§ **Exercise details**:
Copy the data word for word, keeping every line.

==============================

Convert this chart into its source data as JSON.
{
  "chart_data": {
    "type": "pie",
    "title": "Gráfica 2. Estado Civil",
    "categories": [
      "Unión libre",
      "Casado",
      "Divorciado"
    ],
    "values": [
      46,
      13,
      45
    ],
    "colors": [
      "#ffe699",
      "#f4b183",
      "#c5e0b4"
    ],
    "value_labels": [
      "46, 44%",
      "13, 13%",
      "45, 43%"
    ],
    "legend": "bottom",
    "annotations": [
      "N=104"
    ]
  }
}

==============================

§ **Final answer**:
Convert this chart into its source data as JSON.
{
  "chart_data": {
    "type": "pie",
    "title": "Gráfica 2. Estado Civil",
    "categories": [
      "Unión libre",
      "Casado",
      "Divorciado"
    ],
    "values": [
      46,
      13,
      45
    ],
    "colors": [
      "#ffe699",
      "#f4b183",
      "#c5e0b4"
    ],
    "value_labels": [
      "46, 44%",
      "13, 13%",
      "45, 43%"
    ],
    "legend": "bottom",
    "annotations": [
      "N=104"
    ]
  }
}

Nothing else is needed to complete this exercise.